::: Data provided

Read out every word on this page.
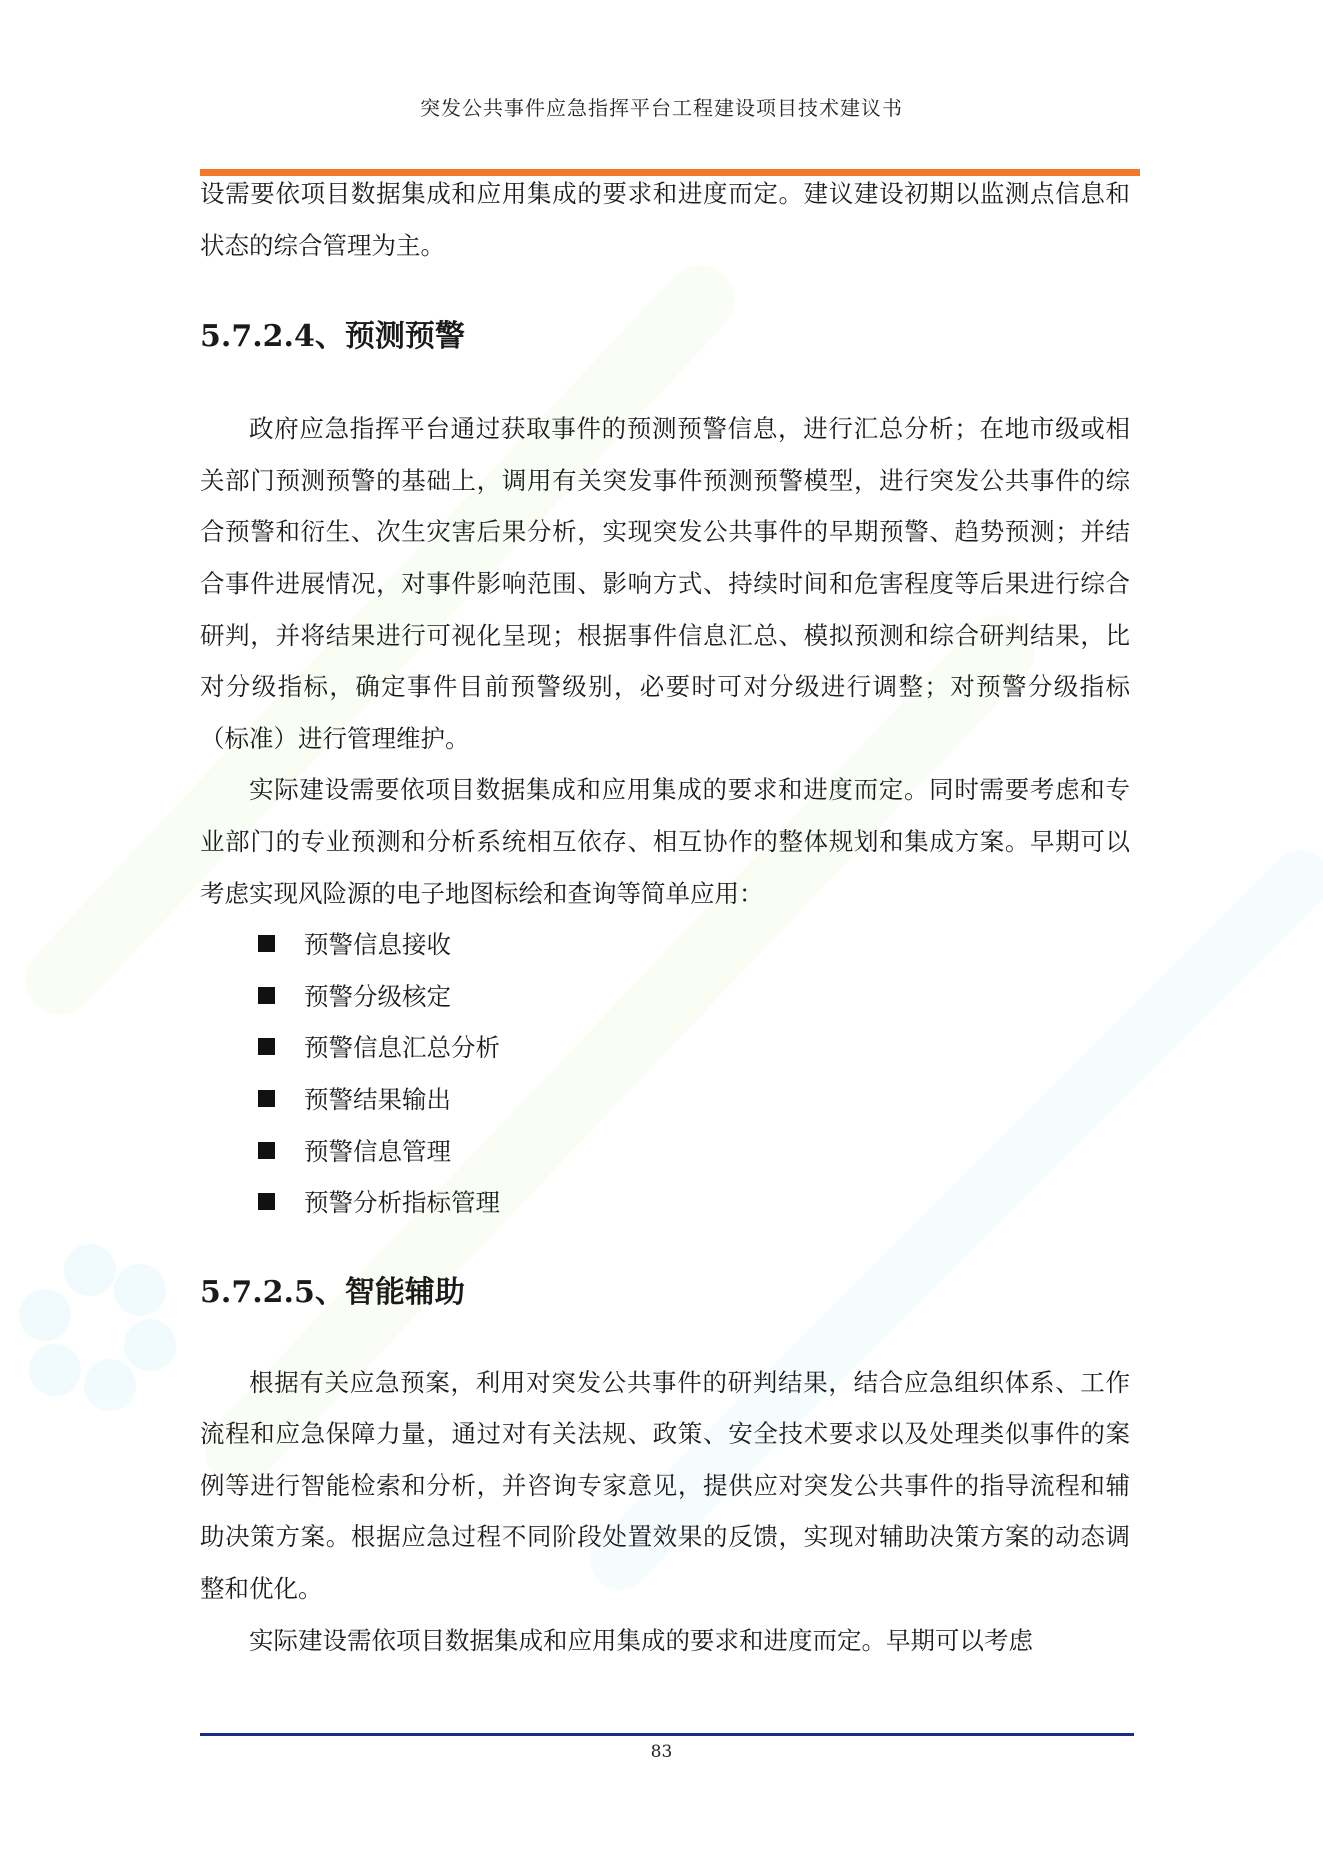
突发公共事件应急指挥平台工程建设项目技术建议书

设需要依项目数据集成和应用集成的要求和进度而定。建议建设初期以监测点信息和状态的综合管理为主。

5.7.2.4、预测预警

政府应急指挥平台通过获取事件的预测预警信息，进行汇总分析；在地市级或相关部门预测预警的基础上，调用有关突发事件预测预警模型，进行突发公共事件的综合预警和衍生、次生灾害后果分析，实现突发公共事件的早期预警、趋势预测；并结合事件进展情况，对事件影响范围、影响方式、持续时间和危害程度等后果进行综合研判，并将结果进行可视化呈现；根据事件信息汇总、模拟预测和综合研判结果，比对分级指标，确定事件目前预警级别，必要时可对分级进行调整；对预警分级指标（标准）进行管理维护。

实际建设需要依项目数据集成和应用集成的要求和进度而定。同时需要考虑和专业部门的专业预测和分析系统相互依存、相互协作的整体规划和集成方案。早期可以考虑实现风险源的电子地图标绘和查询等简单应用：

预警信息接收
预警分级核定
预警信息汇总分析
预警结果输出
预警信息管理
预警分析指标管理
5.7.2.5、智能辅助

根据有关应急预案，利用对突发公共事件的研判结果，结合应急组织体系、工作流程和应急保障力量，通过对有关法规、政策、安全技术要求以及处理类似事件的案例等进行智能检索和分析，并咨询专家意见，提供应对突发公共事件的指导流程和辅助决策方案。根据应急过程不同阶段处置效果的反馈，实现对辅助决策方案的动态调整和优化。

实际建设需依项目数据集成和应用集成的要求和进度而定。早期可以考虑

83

::::::
::: Data provided

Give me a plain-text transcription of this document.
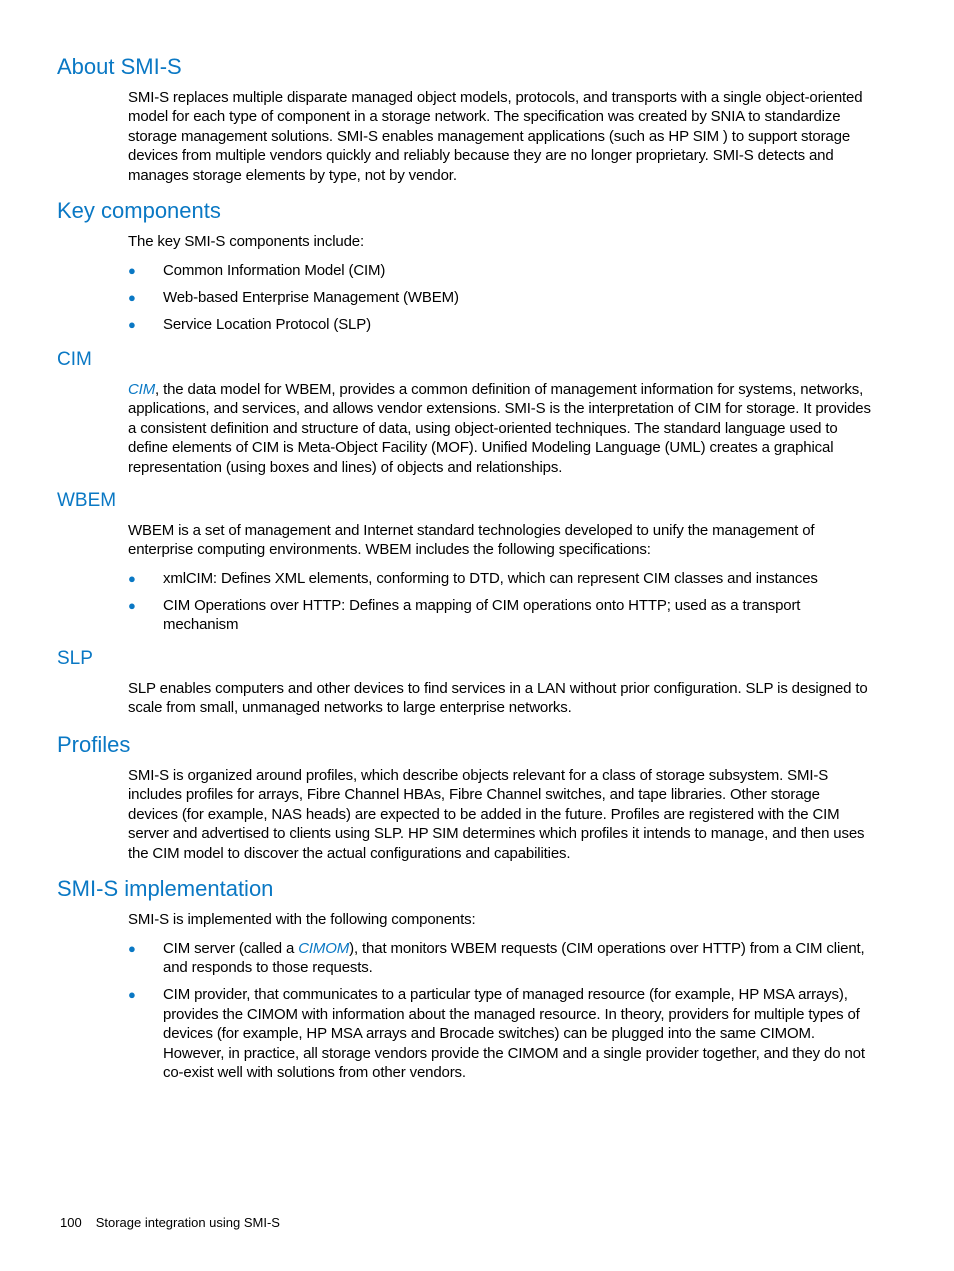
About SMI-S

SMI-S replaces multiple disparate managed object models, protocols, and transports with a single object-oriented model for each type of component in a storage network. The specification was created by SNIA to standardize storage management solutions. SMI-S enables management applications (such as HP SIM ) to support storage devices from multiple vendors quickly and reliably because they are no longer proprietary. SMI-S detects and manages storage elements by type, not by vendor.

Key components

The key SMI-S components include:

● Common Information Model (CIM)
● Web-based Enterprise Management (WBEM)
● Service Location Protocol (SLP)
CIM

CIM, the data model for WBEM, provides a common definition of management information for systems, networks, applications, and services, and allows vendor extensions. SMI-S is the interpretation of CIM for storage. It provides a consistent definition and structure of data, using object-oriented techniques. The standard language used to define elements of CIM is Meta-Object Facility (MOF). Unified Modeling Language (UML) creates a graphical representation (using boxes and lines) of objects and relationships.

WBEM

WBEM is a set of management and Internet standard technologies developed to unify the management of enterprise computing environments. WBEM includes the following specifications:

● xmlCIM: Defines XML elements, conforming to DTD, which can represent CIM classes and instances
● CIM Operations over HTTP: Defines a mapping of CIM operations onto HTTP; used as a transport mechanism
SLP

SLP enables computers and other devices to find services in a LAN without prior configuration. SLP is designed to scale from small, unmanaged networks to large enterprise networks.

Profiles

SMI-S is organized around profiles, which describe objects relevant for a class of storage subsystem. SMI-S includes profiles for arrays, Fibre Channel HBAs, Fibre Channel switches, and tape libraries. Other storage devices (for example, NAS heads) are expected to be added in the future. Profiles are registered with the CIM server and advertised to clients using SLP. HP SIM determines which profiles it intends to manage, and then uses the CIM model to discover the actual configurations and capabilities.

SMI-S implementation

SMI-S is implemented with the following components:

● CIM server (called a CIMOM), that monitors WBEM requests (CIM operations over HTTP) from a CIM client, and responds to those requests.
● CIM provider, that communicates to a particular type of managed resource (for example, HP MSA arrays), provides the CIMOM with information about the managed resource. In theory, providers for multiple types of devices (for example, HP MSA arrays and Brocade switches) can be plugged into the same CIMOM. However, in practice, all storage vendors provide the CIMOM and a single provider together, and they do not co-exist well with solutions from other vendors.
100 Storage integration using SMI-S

::::::

Short problem: Note how many lines in the material hold the word "WBEM", and give that number with nothing added.

Worked answer: 5